Collected data entries
-- START --
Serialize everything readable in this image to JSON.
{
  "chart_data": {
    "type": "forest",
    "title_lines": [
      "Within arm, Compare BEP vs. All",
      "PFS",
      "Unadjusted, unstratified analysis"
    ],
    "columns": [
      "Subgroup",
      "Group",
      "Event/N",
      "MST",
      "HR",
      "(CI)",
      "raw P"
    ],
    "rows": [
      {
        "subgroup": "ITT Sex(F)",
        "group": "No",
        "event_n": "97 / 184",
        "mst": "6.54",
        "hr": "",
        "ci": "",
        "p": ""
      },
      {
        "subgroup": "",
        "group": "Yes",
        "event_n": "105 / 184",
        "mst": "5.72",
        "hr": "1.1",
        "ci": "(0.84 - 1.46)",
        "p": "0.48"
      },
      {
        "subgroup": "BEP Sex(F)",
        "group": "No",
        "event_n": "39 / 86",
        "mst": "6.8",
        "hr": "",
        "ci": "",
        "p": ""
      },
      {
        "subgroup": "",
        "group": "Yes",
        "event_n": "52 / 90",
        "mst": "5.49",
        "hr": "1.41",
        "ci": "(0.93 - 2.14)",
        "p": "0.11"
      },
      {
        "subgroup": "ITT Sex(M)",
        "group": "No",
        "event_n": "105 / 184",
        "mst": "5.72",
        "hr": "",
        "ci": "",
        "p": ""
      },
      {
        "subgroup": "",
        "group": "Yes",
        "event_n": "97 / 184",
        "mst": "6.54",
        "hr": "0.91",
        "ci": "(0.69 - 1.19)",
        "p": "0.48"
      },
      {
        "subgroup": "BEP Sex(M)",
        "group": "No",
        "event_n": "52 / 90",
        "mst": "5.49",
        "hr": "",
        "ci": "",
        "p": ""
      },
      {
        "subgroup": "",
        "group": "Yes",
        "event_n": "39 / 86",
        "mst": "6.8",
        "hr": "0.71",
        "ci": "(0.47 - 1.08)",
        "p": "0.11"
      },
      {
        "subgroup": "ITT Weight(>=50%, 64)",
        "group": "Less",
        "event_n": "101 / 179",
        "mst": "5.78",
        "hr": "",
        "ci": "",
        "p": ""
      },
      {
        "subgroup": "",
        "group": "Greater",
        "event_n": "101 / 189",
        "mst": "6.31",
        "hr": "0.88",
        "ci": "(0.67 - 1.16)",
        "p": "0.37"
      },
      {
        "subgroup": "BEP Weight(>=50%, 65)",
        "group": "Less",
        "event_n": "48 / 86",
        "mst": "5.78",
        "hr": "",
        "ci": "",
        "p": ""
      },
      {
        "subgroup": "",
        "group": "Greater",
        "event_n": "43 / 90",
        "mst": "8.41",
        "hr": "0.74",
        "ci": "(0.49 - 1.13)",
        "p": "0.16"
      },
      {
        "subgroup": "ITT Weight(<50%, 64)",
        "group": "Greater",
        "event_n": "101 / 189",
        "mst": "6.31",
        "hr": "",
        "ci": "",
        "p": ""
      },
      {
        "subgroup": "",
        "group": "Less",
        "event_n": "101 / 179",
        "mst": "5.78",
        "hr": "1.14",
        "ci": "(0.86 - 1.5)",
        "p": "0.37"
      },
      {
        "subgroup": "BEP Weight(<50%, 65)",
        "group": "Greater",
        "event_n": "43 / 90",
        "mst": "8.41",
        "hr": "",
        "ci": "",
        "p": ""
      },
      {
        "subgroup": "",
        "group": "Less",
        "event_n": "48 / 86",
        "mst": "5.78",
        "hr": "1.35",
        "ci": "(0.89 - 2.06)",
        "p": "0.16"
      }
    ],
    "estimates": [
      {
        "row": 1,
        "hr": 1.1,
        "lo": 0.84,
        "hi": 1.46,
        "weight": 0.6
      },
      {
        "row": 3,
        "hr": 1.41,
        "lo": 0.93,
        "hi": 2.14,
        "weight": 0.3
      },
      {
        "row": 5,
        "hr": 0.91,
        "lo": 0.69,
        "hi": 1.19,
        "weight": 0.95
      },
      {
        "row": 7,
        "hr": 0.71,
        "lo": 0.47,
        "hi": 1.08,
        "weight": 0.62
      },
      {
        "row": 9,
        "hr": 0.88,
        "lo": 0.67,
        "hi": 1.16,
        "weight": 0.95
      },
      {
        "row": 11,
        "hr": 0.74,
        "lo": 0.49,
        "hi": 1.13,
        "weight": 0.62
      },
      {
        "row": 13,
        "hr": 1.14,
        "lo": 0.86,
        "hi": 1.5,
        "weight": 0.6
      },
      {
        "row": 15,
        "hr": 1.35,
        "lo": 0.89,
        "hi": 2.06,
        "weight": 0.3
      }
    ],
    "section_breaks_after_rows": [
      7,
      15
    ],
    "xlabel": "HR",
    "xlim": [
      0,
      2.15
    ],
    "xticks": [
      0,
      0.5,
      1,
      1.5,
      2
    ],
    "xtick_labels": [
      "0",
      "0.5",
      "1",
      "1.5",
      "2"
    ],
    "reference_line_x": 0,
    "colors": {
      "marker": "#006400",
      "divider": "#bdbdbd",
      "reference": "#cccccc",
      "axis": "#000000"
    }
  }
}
-- END --
● What the task asks
Each line of the listing should be copied exactly.

● Written response
Serialize everything readable in this image to JSON.
{
  "chart_data": {
    "type": "forest",
    "title_lines": [
      "Within arm, Compare BEP vs. All",
      "PFS",
      "Unadjusted, unstratified analysis"
    ],
    "columns": [
      "Subgroup",
      "Group",
      "Event/N",
      "MST",
      "HR",
      "(CI)",
      "raw P"
    ],
    "rows": [
      {
        "subgroup": "ITT Sex(F)",
        "group": "No",
        "event_n": "97 / 184",
        "mst": "6.54",
        "hr": "",
        "ci": "",
        "p": ""
      },
      {
        "subgroup": "",
        "group": "Yes",
        "event_n": "105 / 184",
        "mst": "5.72",
        "hr": "1.1",
        "ci": "(0.84 - 1.46)",
        "p": "0.48"
      },
      {
        "subgroup": "BEP Sex(F)",
        "group": "No",
        "event_n": "39 / 86",
        "mst": "6.8",
        "hr": "",
        "ci": "",
        "p": ""
      },
      {
        "subgroup": "",
        "group": "Yes",
        "event_n": "52 / 90",
        "mst": "5.49",
        "hr": "1.41",
        "ci": "(0.93 - 2.14)",
        "p": "0.11"
      },
      {
        "subgroup": "ITT Sex(M)",
        "group": "No",
        "event_n": "105 / 184",
        "mst": "5.72",
        "hr": "",
        "ci": "",
        "p": ""
      },
      {
        "subgroup": "",
        "group": "Yes",
        "event_n": "97 / 184",
        "mst": "6.54",
        "hr": "0.91",
        "ci": "(0.69 - 1.19)",
        "p": "0.48"
      },
      {
        "subgroup": "BEP Sex(M)",
        "group": "No",
        "event_n": "52 / 90",
        "mst": "5.49",
        "hr": "",
        "ci": "",
        "p": ""
      },
      {
        "subgroup": "",
        "group": "Yes",
        "event_n": "39 / 86",
        "mst": "6.8",
        "hr": "0.71",
        "ci": "(0.47 - 1.08)",
        "p": "0.11"
      },
      {
        "subgroup": "ITT Weight(>=50%, 64)",
        "group": "Less",
        "event_n": "101 / 179",
        "mst": "5.78",
        "hr": "",
        "ci": "",
        "p": ""
      },
      {
        "subgroup": "",
        "group": "Greater",
        "event_n": "101 / 189",
        "mst": "6.31",
        "hr": "0.88",
        "ci": "(0.67 - 1.16)",
        "p": "0.37"
      },
      {
        "subgroup": "BEP Weight(>=50%, 65)",
        "group": "Less",
        "event_n": "48 / 86",
        "mst": "5.78",
        "hr": "",
        "ci": "",
        "p": ""
      },
      {
        "subgroup": "",
        "group": "Greater",
        "event_n": "43 / 90",
        "mst": "8.41",
        "hr": "0.74",
        "ci": "(0.49 - 1.13)",
        "p": "0.16"
      },
      {
        "subgroup": "ITT Weight(<50%, 64)",
        "group": "Greater",
        "event_n": "101 / 189",
        "mst": "6.31",
        "hr": "",
        "ci": "",
        "p": ""
      },
      {
        "subgroup": "",
        "group": "Less",
        "event_n": "101 / 179",
        "mst": "5.78",
        "hr": "1.14",
        "ci": "(0.86 - 1.5)",
        "p": "0.37"
      },
      {
        "subgroup": "BEP Weight(<50%, 65)",
        "group": "Greater",
        "event_n": "43 / 90",
        "mst": "8.41",
        "hr": "",
        "ci": "",
        "p": ""
      },
      {
        "subgroup": "",
        "group": "Less",
        "event_n": "48 / 86",
        "mst": "5.78",
        "hr": "1.35",
        "ci": "(0.89 - 2.06)",
        "p": "0.16"
      }
    ],
    "estimates": [
      {
        "row": 1,
        "hr": 1.1,
        "lo": 0.84,
        "hi": 1.46,
        "weight": 0.6
      },
      {
        "row": 3,
        "hr": 1.41,
        "lo": 0.93,
        "hi": 2.14,
        "weight": 0.3
      },
      {
        "row": 5,
        "hr": 0.91,
        "lo": 0.69,
        "hi": 1.19,
        "weight": 0.95
      },
      {
        "row": 7,
        "hr": 0.71,
        "lo": 0.47,
        "hi": 1.08,
        "weight": 0.62
      },
      {
        "row": 9,
        "hr": 0.88,
        "lo": 0.67,
        "hi": 1.16,
        "weight": 0.95
      },
      {
        "row": 11,
        "hr": 0.74,
        "lo": 0.49,
        "hi": 1.13,
        "weight": 0.62
      },
      {
        "row": 13,
        "hr": 1.14,
        "lo": 0.86,
        "hi": 1.5,
        "weight": 0.6
      },
      {
        "row": 15,
        "hr": 1.35,
        "lo": 0.89,
        "hi": 2.06,
        "weight": 0.3
      }
    ],
    "section_breaks_after_rows": [
      7,
      15
    ],
    "xlabel": "HR",
    "xlim": [
      0,
      2.15
    ],
    "xticks": [
      0,
      0.5,
      1,
      1.5,
      2
    ],
    "xtick_labels": [
      "0",
      "0.5",
      "1",
      "1.5",
      "2"
    ],
    "reference_line_x": 0,
    "colors": {
      "marker": "#006400",
      "divider": "#bdbdbd",
      "reference": "#cccccc",
      "axis": "#000000"
    }
  }
}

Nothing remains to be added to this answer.